Exercise goal>
Copy down all of the data underneath, exactly as shown.

Extracted data entries:
☆ ☆ ☆ ☆ ☆ ☆ ☆
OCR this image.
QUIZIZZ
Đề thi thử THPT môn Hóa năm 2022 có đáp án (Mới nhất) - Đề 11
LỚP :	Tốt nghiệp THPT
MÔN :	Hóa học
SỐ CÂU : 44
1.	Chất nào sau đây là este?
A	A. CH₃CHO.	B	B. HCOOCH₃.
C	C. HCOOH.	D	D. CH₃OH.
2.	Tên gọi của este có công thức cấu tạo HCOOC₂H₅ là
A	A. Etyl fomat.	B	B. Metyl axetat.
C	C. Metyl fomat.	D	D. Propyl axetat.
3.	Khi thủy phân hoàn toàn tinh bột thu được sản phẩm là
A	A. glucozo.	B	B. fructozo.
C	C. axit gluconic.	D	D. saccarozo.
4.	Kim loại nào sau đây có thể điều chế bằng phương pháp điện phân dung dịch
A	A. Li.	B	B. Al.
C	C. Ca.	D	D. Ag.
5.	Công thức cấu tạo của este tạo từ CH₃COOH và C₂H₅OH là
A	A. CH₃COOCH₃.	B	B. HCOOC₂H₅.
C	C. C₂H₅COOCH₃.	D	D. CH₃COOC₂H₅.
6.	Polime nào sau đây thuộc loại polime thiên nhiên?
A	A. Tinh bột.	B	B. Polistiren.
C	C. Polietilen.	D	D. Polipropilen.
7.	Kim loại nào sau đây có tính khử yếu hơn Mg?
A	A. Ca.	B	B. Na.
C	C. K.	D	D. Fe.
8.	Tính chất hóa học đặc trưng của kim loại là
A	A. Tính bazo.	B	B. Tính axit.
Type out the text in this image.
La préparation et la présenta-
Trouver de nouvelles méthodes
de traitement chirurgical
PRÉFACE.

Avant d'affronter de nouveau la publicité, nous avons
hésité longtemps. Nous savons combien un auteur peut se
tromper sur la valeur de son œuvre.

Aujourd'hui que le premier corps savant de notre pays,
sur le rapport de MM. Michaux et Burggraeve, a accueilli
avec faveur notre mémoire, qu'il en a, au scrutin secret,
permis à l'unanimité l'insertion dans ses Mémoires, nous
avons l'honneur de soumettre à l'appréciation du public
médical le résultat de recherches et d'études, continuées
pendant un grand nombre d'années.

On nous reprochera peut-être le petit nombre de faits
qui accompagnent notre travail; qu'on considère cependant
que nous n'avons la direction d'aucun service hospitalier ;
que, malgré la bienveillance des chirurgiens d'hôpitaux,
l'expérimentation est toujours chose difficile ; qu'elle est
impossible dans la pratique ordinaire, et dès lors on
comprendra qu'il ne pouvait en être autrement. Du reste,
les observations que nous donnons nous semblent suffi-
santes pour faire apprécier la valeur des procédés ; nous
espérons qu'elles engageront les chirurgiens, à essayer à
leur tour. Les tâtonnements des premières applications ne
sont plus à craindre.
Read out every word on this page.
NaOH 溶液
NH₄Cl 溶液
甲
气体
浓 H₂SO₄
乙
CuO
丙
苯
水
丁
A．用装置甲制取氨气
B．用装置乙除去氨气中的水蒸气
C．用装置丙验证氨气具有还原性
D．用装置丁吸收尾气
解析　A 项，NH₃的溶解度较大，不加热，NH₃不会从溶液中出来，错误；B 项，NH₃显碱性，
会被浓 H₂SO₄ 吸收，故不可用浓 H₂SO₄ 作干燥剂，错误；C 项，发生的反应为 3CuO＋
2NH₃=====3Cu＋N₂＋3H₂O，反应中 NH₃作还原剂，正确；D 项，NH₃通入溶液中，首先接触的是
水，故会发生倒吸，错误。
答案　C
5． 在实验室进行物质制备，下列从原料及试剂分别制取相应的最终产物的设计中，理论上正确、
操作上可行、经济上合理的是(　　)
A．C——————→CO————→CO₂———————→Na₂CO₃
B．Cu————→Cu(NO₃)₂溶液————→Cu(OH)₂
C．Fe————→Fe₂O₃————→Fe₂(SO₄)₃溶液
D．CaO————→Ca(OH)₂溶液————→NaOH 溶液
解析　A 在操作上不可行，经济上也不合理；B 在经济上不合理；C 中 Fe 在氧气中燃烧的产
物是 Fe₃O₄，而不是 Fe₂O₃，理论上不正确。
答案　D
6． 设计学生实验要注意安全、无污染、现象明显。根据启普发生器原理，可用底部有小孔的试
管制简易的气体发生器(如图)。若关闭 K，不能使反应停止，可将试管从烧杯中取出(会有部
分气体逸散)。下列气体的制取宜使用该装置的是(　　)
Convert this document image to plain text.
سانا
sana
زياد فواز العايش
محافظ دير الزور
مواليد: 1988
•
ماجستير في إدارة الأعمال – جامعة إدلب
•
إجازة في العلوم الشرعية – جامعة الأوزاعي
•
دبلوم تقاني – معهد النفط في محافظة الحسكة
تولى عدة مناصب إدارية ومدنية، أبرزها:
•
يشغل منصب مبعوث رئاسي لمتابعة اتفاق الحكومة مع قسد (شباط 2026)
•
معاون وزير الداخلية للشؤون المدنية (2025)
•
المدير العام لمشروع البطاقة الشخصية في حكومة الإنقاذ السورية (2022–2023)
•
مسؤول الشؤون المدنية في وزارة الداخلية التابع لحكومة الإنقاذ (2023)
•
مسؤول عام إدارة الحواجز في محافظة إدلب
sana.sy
☆ ☆ ☆ ☆ ☆ ☆ ☆
Output for this exercise>
OCR this image.
QUIZIZZ
Đề thi thử THPT môn Hóa năm 2022 có đáp án (Mới nhất) - Đề 11
LỚP :	Tốt nghiệp THPT
MÔN :	Hóa học
SỐ CÂU : 44
1.	Chất nào sau đây là este?
A	A. CH₃CHO.	B	B. HCOOCH₃.
C	C. HCOOH.	D	D. CH₃OH.
2.	Tên gọi của este có công thức cấu tạo HCOOC₂H₅ là
A	A. Etyl fomat.	B	B. Metyl axetat.
C	C. Metyl fomat.	D	D. Propyl axetat.
3.	Khi thủy phân hoàn toàn tinh bột thu được sản phẩm là
A	A. glucozo.	B	B. fructozo.
C	C. axit gluconic.	D	D. saccarozo.
4.	Kim loại nào sau đây có thể điều chế bằng phương pháp điện phân dung dịch
A	A. Li.	B	B. Al.
C	C. Ca.	D	D. Ag.
5.	Công thức cấu tạo của este tạo từ CH₃COOH và C₂H₅OH là
A	A. CH₃COOCH₃.	B	B. HCOOC₂H₅.
C	C. C₂H₅COOCH₃.	D	D. CH₃COOC₂H₅.
6.	Polime nào sau đây thuộc loại polime thiên nhiên?
A	A. Tinh bột.	B	B. Polistiren.
C	C. Polietilen.	D	D. Polipropilen.
7.	Kim loại nào sau đây có tính khử yếu hơn Mg?
A	A. Ca.	B	B. Na.
C	C. K.	D	D. Fe.
8.	Tính chất hóa học đặc trưng của kim loại là
A	A. Tính bazo.	B	B. Tính axit.
Type out the text in this image.
La préparation et la présenta-
Trouver de nouvelles méthodes
de traitement chirurgical
PRÉFACE.

Avant d'affronter de nouveau la publicité, nous avons
hésité longtemps. Nous savons combien un auteur peut se
tromper sur la valeur de son œuvre.

Aujourd'hui que le premier corps savant de notre pays,
sur le rapport de MM. Michaux et Burggraeve, a accueilli
avec faveur notre mémoire, qu'il en a, au scrutin secret,
permis à l'unanimité l'insertion dans ses Mémoires, nous
avons l'honneur de soumettre à l'appréciation du public
médical le résultat de recherches et d'études, continuées
pendant un grand nombre d'années.

On nous reprochera peut-être le petit nombre de faits
qui accompagnent notre travail; qu'on considère cependant
que nous n'avons la direction d'aucun service hospitalier ;
que, malgré la bienveillance des chirurgiens d'hôpitaux,
l'expérimentation est toujours chose difficile ; qu'elle est
impossible dans la pratique ordinaire, et dès lors on
comprendra qu'il ne pouvait en être autrement. Du reste,
les observations que nous donnons nous semblent suffi-
santes pour faire apprécier la valeur des procédés ; nous
espérons qu'elles engageront les chirurgiens, à essayer à
leur tour. Les tâtonnements des premières applications ne
sont plus à craindre.
Read out every word on this page.
NaOH 溶液
NH₄Cl 溶液
甲
气体
浓 H₂SO₄
乙
CuO
丙
苯
水
丁
A．用装置甲制取氨气
B．用装置乙除去氨气中的水蒸气
C．用装置丙验证氨气具有还原性
D．用装置丁吸收尾气
解析　A 项，NH₃的溶解度较大，不加热，NH₃不会从溶液中出来，错误；B 项，NH₃显碱性，
会被浓 H₂SO₄ 吸收，故不可用浓 H₂SO₄ 作干燥剂，错误；C 项，发生的反应为 3CuO＋
2NH₃=====3Cu＋N₂＋3H₂O，反应中 NH₃作还原剂，正确；D 项，NH₃通入溶液中，首先接触的是
水，故会发生倒吸，错误。
答案　C
5． 在实验室进行物质制备，下列从原料及试剂分别制取相应的最终产物的设计中，理论上正确、
操作上可行、经济上合理的是(　　)
A．C——————→CO————→CO₂———————→Na₂CO₃
B．Cu————→Cu(NO₃)₂溶液————→Cu(OH)₂
C．Fe————→Fe₂O₃————→Fe₂(SO₄)₃溶液
D．CaO————→Ca(OH)₂溶液————→NaOH 溶液
解析　A 在操作上不可行，经济上也不合理；B 在经济上不合理；C 中 Fe 在氧气中燃烧的产
物是 Fe₃O₄，而不是 Fe₂O₃，理论上不正确。
答案　D
6． 设计学生实验要注意安全、无污染、现象明显。根据启普发生器原理，可用底部有小孔的试
管制简易的气体发生器(如图)。若关闭 K，不能使反应停止，可将试管从烧杯中取出(会有部
分气体逸散)。下列气体的制取宜使用该装置的是(　　)
Convert this document image to plain text.
سانا
sana
زياد فواز العايش
محافظ دير الزور
مواليد: 1988
•
ماجستير في إدارة الأعمال – جامعة إدلب
•
إجازة في العلوم الشرعية – جامعة الأوزاعي
•
دبلوم تقاني – معهد النفط في محافظة الحسكة
تولى عدة مناصب إدارية ومدنية، أبرزها:
•
يشغل منصب مبعوث رئاسي لمتابعة اتفاق الحكومة مع قسد (شباط 2026)
•
معاون وزير الداخلية للشؤون المدنية (2025)
•
المدير العام لمشروع البطاقة الشخصية في حكومة الإنقاذ السورية (2022–2023)
•
مسؤول الشؤون المدنية في وزارة الداخلية التابع لحكومة الإنقاذ (2023)
•
مسؤول عام إدارة الحواجز في محافظة إدلب
sana.sy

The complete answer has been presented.